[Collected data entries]
▬▬▬
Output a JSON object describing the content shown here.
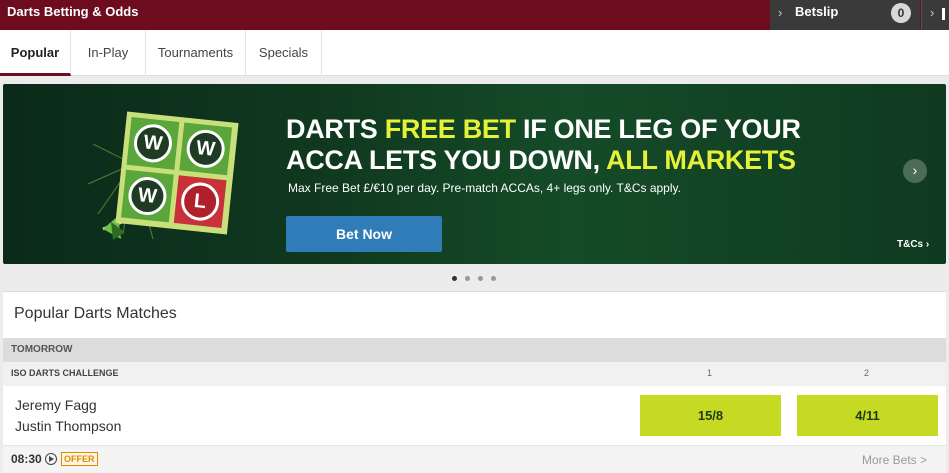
{
  "header": {
    "title": "Darts Betting & Odds",
    "betslip_label": "Betslip",
    "betslip_count": "0"
  },
  "tabs": [
    {
      "label": "Popular",
      "active": true
    },
    {
      "label": "In-Play"
    },
    {
      "label": "Tournaments"
    },
    {
      "label": "Specials"
    }
  ],
  "banner": {
    "board_letters": [
      "W",
      "W",
      "W",
      "L"
    ],
    "headline_part1": "DARTS ",
    "headline_hl1": "FREE BET",
    "headline_part2": " IF ONE LEG OF YOUR",
    "headline_part3": "ACCA LETS YOU DOWN, ",
    "headline_hl2": "ALL MARKETS",
    "subline": "Max Free Bet £/€10 per day. Pre-match ACCAs, 4+ legs only. T&Cs apply.",
    "cta": "Bet Now",
    "tcs": "T&Cs",
    "slides": 4,
    "active_slide": 1
  },
  "matches": {
    "title": "Popular Darts Matches",
    "day": "TOMORROW",
    "competition": "ISO DARTS CHALLENGE",
    "col1": "1",
    "col2": "2",
    "event": {
      "player1": "Jeremy Fagg",
      "player2": "Justin Thompson",
      "odds1": "15/8",
      "odds2": "4/11",
      "time": "08:30",
      "offer": "OFFER",
      "more": "More Bets >"
    }
  },
  "colors": {
    "header": "#6d0c1f",
    "odds": "#c6d923",
    "cta": "#2f7cb8",
    "highlight": "#e6f13a"
  },
  "icons": [
    "chevron-right-icon",
    "play-icon",
    "dart-icon"
  ]
}
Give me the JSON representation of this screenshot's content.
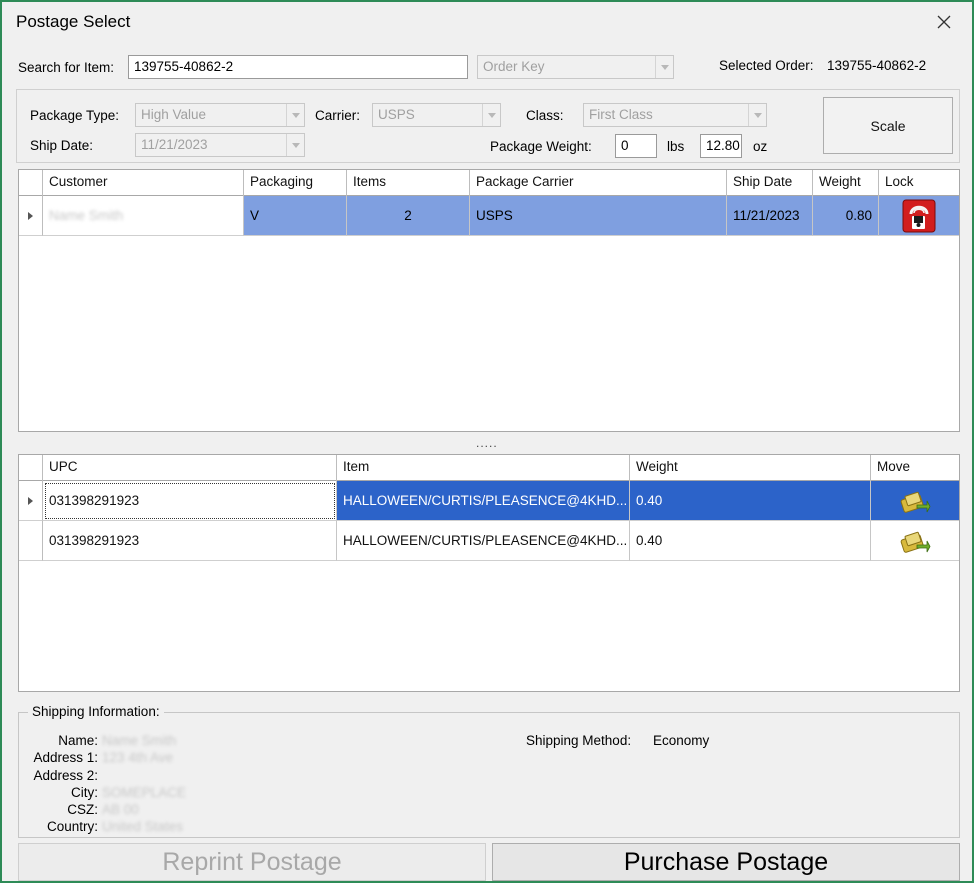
{
  "window": {
    "title": "Postage Select"
  },
  "search": {
    "label": "Search for Item:",
    "value": "139755-40862-2",
    "key_combo": "Order Key",
    "selected_order_label": "Selected Order:",
    "selected_order_value": "139755-40862-2"
  },
  "package": {
    "type_label": "Package Type:",
    "type_value": "High Value",
    "carrier_label": "Carrier:",
    "carrier_value": "USPS",
    "class_label": "Class:",
    "class_value": "First Class",
    "ship_date_label": "Ship Date:",
    "ship_date_value": "11/21/2023",
    "weight_label": "Package Weight:",
    "lbs_value": "0",
    "lbs_unit": "lbs",
    "oz_value": "12.80",
    "oz_unit": "oz",
    "scale_label": "Scale"
  },
  "orders": {
    "headers": [
      "Customer",
      "Packaging",
      "Items",
      "Package Carrier",
      "Ship Date",
      "Weight",
      "Lock"
    ],
    "rows": [
      {
        "customer": "Name Smith",
        "packaging": "V",
        "items": "2",
        "carrier": "USPS",
        "ship_date": "11/21/2023",
        "weight": "0.80",
        "lock_icon": "lock-icon"
      }
    ]
  },
  "splitter": ".....",
  "items": {
    "headers": [
      "UPC",
      "Item",
      "Weight",
      "Move"
    ],
    "rows": [
      {
        "upc": "031398291923",
        "item": "HALLOWEEN/CURTIS/PLEASENCE@4KHD...",
        "weight": "0.40",
        "move_icon": "move-icon"
      },
      {
        "upc": "031398291923",
        "item": "HALLOWEEN/CURTIS/PLEASENCE@4KHD...",
        "weight": "0.40",
        "move_icon": "move-icon"
      }
    ]
  },
  "shipping": {
    "group_label": "Shipping Information:",
    "name_label": "Name:",
    "name_value": "Name Smith",
    "address1_label": "Address 1:",
    "address1_value": "123 4th Ave",
    "address2_label": "Address 2:",
    "address2_value": "",
    "city_label": "City:",
    "city_value": "SOMEPLACE",
    "csz_label": "CSZ:",
    "csz_value": "AB 00",
    "country_label": "Country:",
    "country_value": "United States",
    "method_label": "Shipping Method:",
    "method_value": "Economy"
  },
  "actions": {
    "reprint_label": "Reprint Postage",
    "purchase_label": "Purchase Postage"
  },
  "colors": {
    "window_border": "#2e8b57",
    "row_selected_light": "#7f9fe0",
    "row_selected_dark": "#2c63c9"
  }
}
▬▬▬
- **Stated exercise**: Write out all the entries again, word for word, and print no images.

- **Correct response**:
Output a JSON object describing the content shown here.
{
  "header": {
    "title": "Darts Betting & Odds",
    "betslip_label": "Betslip",
    "betslip_count": "0"
  },
  "tabs": [
    {
      "label": "Popular",
      "active": true
    },
    {
      "label": "In-Play"
    },
    {
      "label": "Tournaments"
    },
    {
      "label": "Specials"
    }
  ],
  "banner": {
    "board_letters": [
      "W",
      "W",
      "W",
      "L"
    ],
    "headline_part1": "DARTS ",
    "headline_hl1": "FREE BET",
    "headline_part2": " IF ONE LEG OF YOUR",
    "headline_part3": "ACCA LETS YOU DOWN, ",
    "headline_hl2": "ALL MARKETS",
    "subline": "Max Free Bet £/€10 per day. Pre-match ACCAs, 4+ legs only. T&Cs apply.",
    "cta": "Bet Now",
    "tcs": "T&Cs",
    "slides": 4,
    "active_slide": 1
  },
  "matches": {
    "title": "Popular Darts Matches",
    "day": "TOMORROW",
    "competition": "ISO DARTS CHALLENGE",
    "col1": "1",
    "col2": "2",
    "event": {
      "player1": "Jeremy Fagg",
      "player2": "Justin Thompson",
      "odds1": "15/8",
      "odds2": "4/11",
      "time": "08:30",
      "offer": "OFFER",
      "more": "More Bets >"
    }
  },
  "colors": {
    "header": "#6d0c1f",
    "odds": "#c6d923",
    "cta": "#2f7cb8",
    "highlight": "#e6f13a"
  },
  "icons": [
    "chevron-right-icon",
    "play-icon",
    "dart-icon"
  ]
}
Give me the JSON representation of this screenshot's content.
{
  "window": {
    "title": "Postage Select"
  },
  "search": {
    "label": "Search for Item:",
    "value": "139755-40862-2",
    "key_combo": "Order Key",
    "selected_order_label": "Selected Order:",
    "selected_order_value": "139755-40862-2"
  },
  "package": {
    "type_label": "Package Type:",
    "type_value": "High Value",
    "carrier_label": "Carrier:",
    "carrier_value": "USPS",
    "class_label": "Class:",
    "class_value": "First Class",
    "ship_date_label": "Ship Date:",
    "ship_date_value": "11/21/2023",
    "weight_label": "Package Weight:",
    "lbs_value": "0",
    "lbs_unit": "lbs",
    "oz_value": "12.80",
    "oz_unit": "oz",
    "scale_label": "Scale"
  },
  "orders": {
    "headers": [
      "Customer",
      "Packaging",
      "Items",
      "Package Carrier",
      "Ship Date",
      "Weight",
      "Lock"
    ],
    "rows": [
      {
        "customer": "Name Smith",
        "packaging": "V",
        "items": "2",
        "carrier": "USPS",
        "ship_date": "11/21/2023",
        "weight": "0.80",
        "lock_icon": "lock-icon"
      }
    ]
  },
  "splitter": ".....",
  "items": {
    "headers": [
      "UPC",
      "Item",
      "Weight",
      "Move"
    ],
    "rows": [
      {
        "upc": "031398291923",
        "item": "HALLOWEEN/CURTIS/PLEASENCE@4KHD...",
        "weight": "0.40",
        "move_icon": "move-icon"
      },
      {
        "upc": "031398291923",
        "item": "HALLOWEEN/CURTIS/PLEASENCE@4KHD...",
        "weight": "0.40",
        "move_icon": "move-icon"
      }
    ]
  },
  "shipping": {
    "group_label": "Shipping Information:",
    "name_label": "Name:",
    "name_value": "Name Smith",
    "address1_label": "Address 1:",
    "address1_value": "123 4th Ave",
    "address2_label": "Address 2:",
    "address2_value": "",
    "city_label": "City:",
    "city_value": "SOMEPLACE",
    "csz_label": "CSZ:",
    "csz_value": "AB 00",
    "country_label": "Country:",
    "country_value": "United States",
    "method_label": "Shipping Method:",
    "method_value": "Economy"
  },
  "actions": {
    "reprint_label": "Reprint Postage",
    "purchase_label": "Purchase Postage"
  },
  "colors": {
    "window_border": "#2e8b57",
    "row_selected_light": "#7f9fe0",
    "row_selected_dark": "#2c63c9"
  }
}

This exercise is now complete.